**PROVIDED ENTRIES:**
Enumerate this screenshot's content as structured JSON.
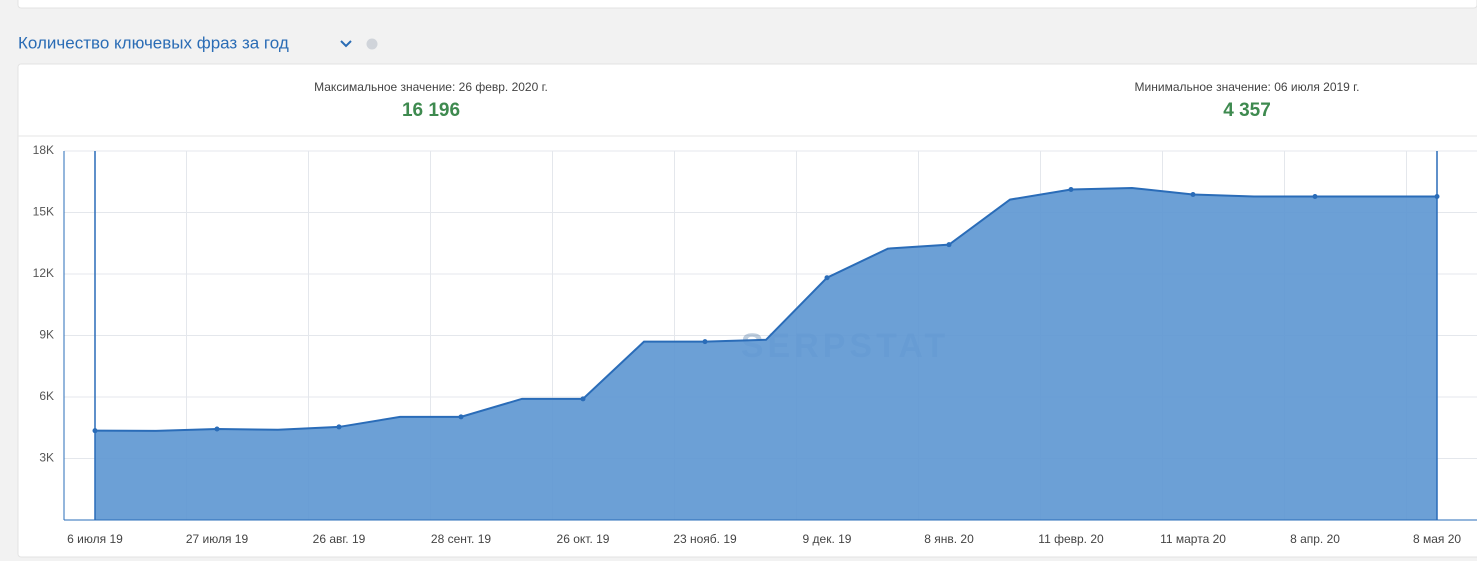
{
  "header": {
    "title": "Количество ключевых фраз за год"
  },
  "stats": [
    {
      "label": "Максимальное значение: 26 февр. 2020 г.",
      "value": "16 196"
    },
    {
      "label": "Минимальное значение: 06 июля 2019 г.",
      "value": "4 357"
    }
  ],
  "chart_data": {
    "type": "area",
    "watermark": "SERPSTAT",
    "color": "#5f98d3",
    "line_color": "#2a6cb8",
    "grid": true,
    "categories": [
      "6 июля 19",
      null,
      "27 июля 19",
      null,
      "26 авг. 19",
      null,
      "28 сент. 19",
      null,
      "26 окт. 19",
      null,
      "23 нояб. 19",
      null,
      "9 дек. 19",
      null,
      "8 янв. 20",
      null,
      "11 февр. 20",
      null,
      "11 марта 20",
      null,
      "8 апр. 20",
      null,
      "8 мая 20"
    ],
    "values": [
      4357,
      4350,
      4440,
      4400,
      4540,
      5030,
      5030,
      5910,
      5910,
      8700,
      8700,
      8790,
      11820,
      13240,
      13430,
      15630,
      16120,
      16196,
      15880,
      15780,
      15780,
      15780,
      15780
    ],
    "ylim": [
      0,
      18000
    ],
    "yticks": [
      {
        "value": 3000,
        "label": "3K"
      },
      {
        "value": 6000,
        "label": "6K"
      },
      {
        "value": 9000,
        "label": "9K"
      },
      {
        "value": 12000,
        "label": "12K"
      },
      {
        "value": 15000,
        "label": "15K"
      },
      {
        "value": 18000,
        "label": "18K"
      }
    ]
  }
}
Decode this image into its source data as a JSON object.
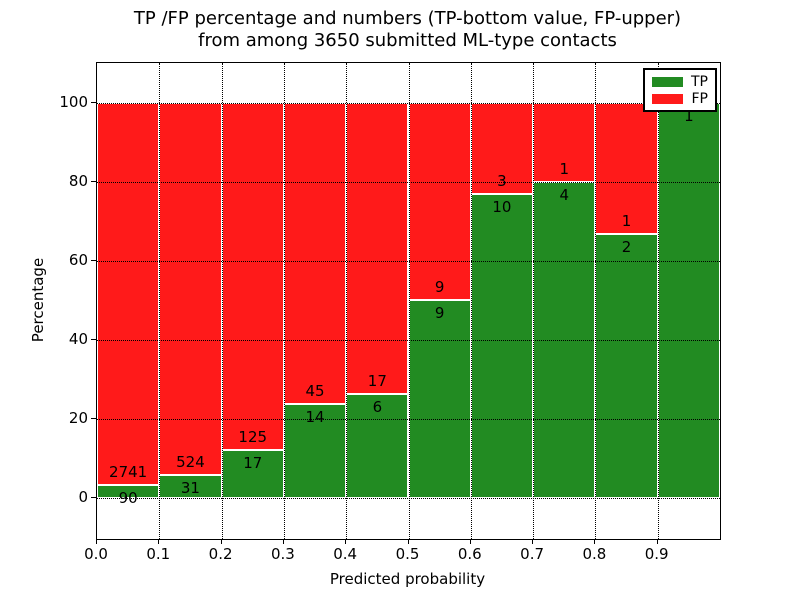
{
  "chart_data": {
    "type": "bar",
    "stacked": true,
    "title_line1": "TP /FP percentage and numbers (TP-bottom value, FP-upper)",
    "title_line2": "from among 3650 submitted ML-type contacts",
    "xlabel": "Predicted probability",
    "ylabel": "Percentage",
    "total_contacts": 3650,
    "xlim": [
      0.0,
      1.0
    ],
    "ylim": [
      -10.5,
      110
    ],
    "bar_width": 0.1,
    "grid": true,
    "x_ticks": [
      0.0,
      0.1,
      0.2,
      0.3,
      0.4,
      0.5,
      0.6,
      0.7,
      0.8,
      0.9
    ],
    "x_tick_labels": [
      "0.0",
      "0.1",
      "0.2",
      "0.3",
      "0.4",
      "0.5",
      "0.6",
      "0.7",
      "0.8",
      "0.9"
    ],
    "y_ticks": [
      0,
      20,
      40,
      60,
      80,
      100
    ],
    "y_tick_labels": [
      "0",
      "20",
      "40",
      "60",
      "80",
      "100"
    ],
    "colors": {
      "tp": "#228B22",
      "fp": "#FF1A1A"
    },
    "legend": {
      "position": "upper-right",
      "entries": [
        {
          "label": "TP",
          "color": "#228B22"
        },
        {
          "label": "FP",
          "color": "#FF1A1A"
        }
      ]
    },
    "bars": [
      {
        "x0": 0.0,
        "tp": 90,
        "fp": 2741,
        "tp_pct": 3.2
      },
      {
        "x0": 0.1,
        "tp": 31,
        "fp": 524,
        "tp_pct": 5.6
      },
      {
        "x0": 0.2,
        "tp": 17,
        "fp": 125,
        "tp_pct": 12.0
      },
      {
        "x0": 0.3,
        "tp": 14,
        "fp": 45,
        "tp_pct": 23.7
      },
      {
        "x0": 0.4,
        "tp": 6,
        "fp": 17,
        "tp_pct": 26.1
      },
      {
        "x0": 0.5,
        "tp": 9,
        "fp": 9,
        "tp_pct": 50.0
      },
      {
        "x0": 0.6,
        "tp": 10,
        "fp": 3,
        "tp_pct": 76.9
      },
      {
        "x0": 0.7,
        "tp": 4,
        "fp": 1,
        "tp_pct": 80.0
      },
      {
        "x0": 0.8,
        "tp": 2,
        "fp": 1,
        "tp_pct": 66.7
      },
      {
        "x0": 0.9,
        "tp": 1,
        "fp": 0,
        "tp_pct": 100.0
      }
    ]
  }
}
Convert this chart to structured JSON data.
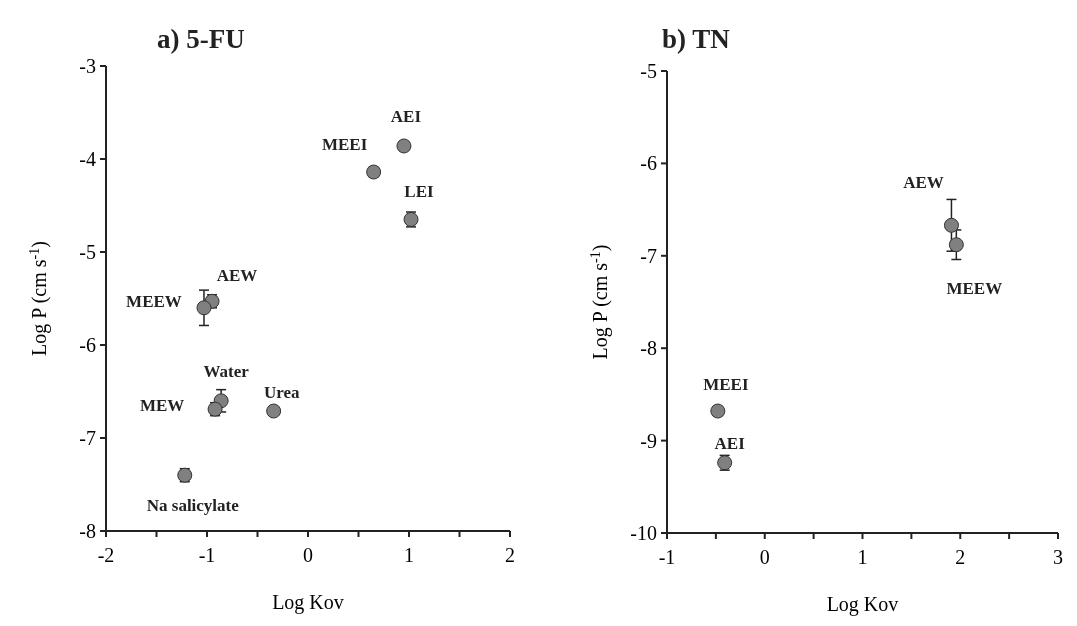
{
  "chart_data": [
    {
      "type": "scatter",
      "title": "a) 5-FU",
      "xlabel": "Log Kov",
      "ylabel": "Log P (cm s$^{-1}$)",
      "marker": "circle",
      "xlim": [
        -2,
        2
      ],
      "xticks": [
        -2,
        {
          "value": -1.5,
          "label": null
        },
        -1,
        {
          "value": -0.5,
          "label": null
        },
        0,
        {
          "value": 0.5,
          "label": null
        },
        1,
        {
          "value": 1.5,
          "label": null
        },
        2
      ],
      "ylim": [
        -8,
        -3
      ],
      "yticks": [
        -8,
        -7,
        -6,
        -5,
        -4,
        -3
      ],
      "series": [
        {
          "color": "#808080",
          "x": [
            0.95,
            0.65,
            1.02,
            -0.95,
            -1.03,
            -0.86,
            -0.92,
            -0.34,
            -1.22
          ],
          "values": [
            -3.86,
            -4.14,
            -4.65,
            -5.53,
            -5.6,
            -6.6,
            -6.69,
            -6.71,
            -7.4
          ],
          "errors": [
            null,
            0.05,
            0.08,
            0.07,
            0.19,
            0.12,
            0.07,
            null,
            0.07
          ]
        }
      ],
      "annotations": [
        {
          "text": "AEI",
          "x": 0.95,
          "y": -3.86
        },
        {
          "text": "MEEI",
          "x": 0.65,
          "y": -4.14
        },
        {
          "text": "LEI",
          "x": 1.02,
          "y": -4.65
        },
        {
          "text": "AEW",
          "x": -0.95,
          "y": -5.53
        },
        {
          "text": "MEEW",
          "x": -1.03,
          "y": -5.6
        },
        {
          "text": "Water",
          "x": -0.86,
          "y": -6.6
        },
        {
          "text": "MEW",
          "x": -0.92,
          "y": -6.69
        },
        {
          "text": "Urea",
          "x": -0.34,
          "y": -6.71
        },
        {
          "text": "Na salicylate",
          "x": -1.22,
          "y": -7.4
        }
      ]
    },
    {
      "type": "scatter",
      "title": "b) TN",
      "xlabel": "Log Kov",
      "ylabel": "Log P (cm s$^{-1}$)",
      "marker": "circle",
      "xlim": [
        -1,
        3
      ],
      "xticks": [
        -1,
        {
          "value": -0.5,
          "label": null
        },
        0,
        {
          "value": 0.5,
          "label": null
        },
        1,
        {
          "value": 1.5,
          "label": null
        },
        2,
        {
          "value": 2.5,
          "label": null
        },
        3
      ],
      "ylim": [
        -10,
        -5
      ],
      "yticks": [
        -10,
        -9,
        -8,
        -7,
        -6,
        -5
      ],
      "series": [
        {
          "color": "#808080",
          "x": [
            1.91,
            1.96,
            -0.48,
            -0.41
          ],
          "values": [
            -6.67,
            -6.88,
            -8.68,
            -9.24
          ],
          "errors": [
            0.28,
            0.16,
            0.05,
            0.08
          ]
        }
      ],
      "annotations": [
        {
          "text": "AEW",
          "x": 1.91,
          "y": -6.67
        },
        {
          "text": "MEEW",
          "x": 1.96,
          "y": -6.88
        },
        {
          "text": "MEEI",
          "x": -0.48,
          "y": -8.68
        },
        {
          "text": "AEI",
          "x": -0.41,
          "y": -9.24
        }
      ]
    }
  ]
}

**TASK INSTRUCTIONS:** Copy the records word for word, leaving no picture in the copy.

**OUTPUT:**
Enumerate this screenshot's content as structured JSON.
{
  "header": {
    "title": "Количество ключевых фраз за год"
  },
  "stats": [
    {
      "label": "Максимальное значение: 26 февр. 2020 г.",
      "value": "16 196"
    },
    {
      "label": "Минимальное значение: 06 июля 2019 г.",
      "value": "4 357"
    }
  ],
  "chart_data": {
    "type": "area",
    "watermark": "SERPSTAT",
    "color": "#5f98d3",
    "line_color": "#2a6cb8",
    "grid": true,
    "categories": [
      "6 июля 19",
      null,
      "27 июля 19",
      null,
      "26 авг. 19",
      null,
      "28 сент. 19",
      null,
      "26 окт. 19",
      null,
      "23 нояб. 19",
      null,
      "9 дек. 19",
      null,
      "8 янв. 20",
      null,
      "11 февр. 20",
      null,
      "11 марта 20",
      null,
      "8 апр. 20",
      null,
      "8 мая 20"
    ],
    "values": [
      4357,
      4350,
      4440,
      4400,
      4540,
      5030,
      5030,
      5910,
      5910,
      8700,
      8700,
      8790,
      11820,
      13240,
      13430,
      15630,
      16120,
      16196,
      15880,
      15780,
      15780,
      15780,
      15780
    ],
    "ylim": [
      0,
      18000
    ],
    "yticks": [
      {
        "value": 3000,
        "label": "3K"
      },
      {
        "value": 6000,
        "label": "6K"
      },
      {
        "value": 9000,
        "label": "9K"
      },
      {
        "value": 12000,
        "label": "12K"
      },
      {
        "value": 15000,
        "label": "15K"
      },
      {
        "value": 18000,
        "label": "18K"
      }
    ]
  }
}
Decode this image into its source data as a JSON object.
{
  "chart_data": {
    "type": "bar",
    "stacked": true,
    "title_line1": "TP /FP percentage and numbers (TP-bottom value, FP-upper)",
    "title_line2": "from among 3650 submitted ML-type contacts",
    "xlabel": "Predicted probability",
    "ylabel": "Percentage",
    "total_contacts": 3650,
    "xlim": [
      0.0,
      1.0
    ],
    "ylim": [
      -10.5,
      110
    ],
    "bar_width": 0.1,
    "grid": true,
    "x_ticks": [
      0.0,
      0.1,
      0.2,
      0.3,
      0.4,
      0.5,
      0.6,
      0.7,
      0.8,
      0.9
    ],
    "x_tick_labels": [
      "0.0",
      "0.1",
      "0.2",
      "0.3",
      "0.4",
      "0.5",
      "0.6",
      "0.7",
      "0.8",
      "0.9"
    ],
    "y_ticks": [
      0,
      20,
      40,
      60,
      80,
      100
    ],
    "y_tick_labels": [
      "0",
      "20",
      "40",
      "60",
      "80",
      "100"
    ],
    "colors": {
      "tp": "#228B22",
      "fp": "#FF1A1A"
    },
    "legend": {
      "position": "upper-right",
      "entries": [
        {
          "label": "TP",
          "color": "#228B22"
        },
        {
          "label": "FP",
          "color": "#FF1A1A"
        }
      ]
    },
    "bars": [
      {
        "x0": 0.0,
        "tp": 90,
        "fp": 2741,
        "tp_pct": 3.2
      },
      {
        "x0": 0.1,
        "tp": 31,
        "fp": 524,
        "tp_pct": 5.6
      },
      {
        "x0": 0.2,
        "tp": 17,
        "fp": 125,
        "tp_pct": 12.0
      },
      {
        "x0": 0.3,
        "tp": 14,
        "fp": 45,
        "tp_pct": 23.7
      },
      {
        "x0": 0.4,
        "tp": 6,
        "fp": 17,
        "tp_pct": 26.1
      },
      {
        "x0": 0.5,
        "tp": 9,
        "fp": 9,
        "tp_pct": 50.0
      },
      {
        "x0": 0.6,
        "tp": 10,
        "fp": 3,
        "tp_pct": 76.9
      },
      {
        "x0": 0.7,
        "tp": 4,
        "fp": 1,
        "tp_pct": 80.0
      },
      {
        "x0": 0.8,
        "tp": 2,
        "fp": 1,
        "tp_pct": 66.7
      },
      {
        "x0": 0.9,
        "tp": 1,
        "fp": 0,
        "tp_pct": 100.0
      }
    ]
  }
}
Convert this chart to structured JSON data.
{
  "chart_data": [
    {
      "type": "scatter",
      "title": "a) 5-FU",
      "xlabel": "Log Kov",
      "ylabel": "Log P (cm s$^{-1}$)",
      "marker": "circle",
      "xlim": [
        -2,
        2
      ],
      "xticks": [
        -2,
        {
          "value": -1.5,
          "label": null
        },
        -1,
        {
          "value": -0.5,
          "label": null
        },
        0,
        {
          "value": 0.5,
          "label": null
        },
        1,
        {
          "value": 1.5,
          "label": null
        },
        2
      ],
      "ylim": [
        -8,
        -3
      ],
      "yticks": [
        -8,
        -7,
        -6,
        -5,
        -4,
        -3
      ],
      "series": [
        {
          "color": "#808080",
          "x": [
            0.95,
            0.65,
            1.02,
            -0.95,
            -1.03,
            -0.86,
            -0.92,
            -0.34,
            -1.22
          ],
          "values": [
            -3.86,
            -4.14,
            -4.65,
            -5.53,
            -5.6,
            -6.6,
            -6.69,
            -6.71,
            -7.4
          ],
          "errors": [
            null,
            0.05,
            0.08,
            0.07,
            0.19,
            0.12,
            0.07,
            null,
            0.07
          ]
        }
      ],
      "annotations": [
        {
          "text": "AEI",
          "x": 0.95,
          "y": -3.86
        },
        {
          "text": "MEEI",
          "x": 0.65,
          "y": -4.14
        },
        {
          "text": "LEI",
          "x": 1.02,
          "y": -4.65
        },
        {
          "text": "AEW",
          "x": -0.95,
          "y": -5.53
        },
        {
          "text": "MEEW",
          "x": -1.03,
          "y": -5.6
        },
        {
          "text": "Water",
          "x": -0.86,
          "y": -6.6
        },
        {
          "text": "MEW",
          "x": -0.92,
          "y": -6.69
        },
        {
          "text": "Urea",
          "x": -0.34,
          "y": -6.71
        },
        {
          "text": "Na salicylate",
          "x": -1.22,
          "y": -7.4
        }
      ]
    },
    {
      "type": "scatter",
      "title": "b) TN",
      "xlabel": "Log Kov",
      "ylabel": "Log P (cm s$^{-1}$)",
      "marker": "circle",
      "xlim": [
        -1,
        3
      ],
      "xticks": [
        -1,
        {
          "value": -0.5,
          "label": null
        },
        0,
        {
          "value": 0.5,
          "label": null
        },
        1,
        {
          "value": 1.5,
          "label": null
        },
        2,
        {
          "value": 2.5,
          "label": null
        },
        3
      ],
      "ylim": [
        -10,
        -5
      ],
      "yticks": [
        -10,
        -9,
        -8,
        -7,
        -6,
        -5
      ],
      "series": [
        {
          "color": "#808080",
          "x": [
            1.91,
            1.96,
            -0.48,
            -0.41
          ],
          "values": [
            -6.67,
            -6.88,
            -8.68,
            -9.24
          ],
          "errors": [
            0.28,
            0.16,
            0.05,
            0.08
          ]
        }
      ],
      "annotations": [
        {
          "text": "AEW",
          "x": 1.91,
          "y": -6.67
        },
        {
          "text": "MEEW",
          "x": 1.96,
          "y": -6.88
        },
        {
          "text": "MEEI",
          "x": -0.48,
          "y": -8.68
        },
        {
          "text": "AEI",
          "x": -0.41,
          "y": -9.24
        }
      ]
    }
  ]
}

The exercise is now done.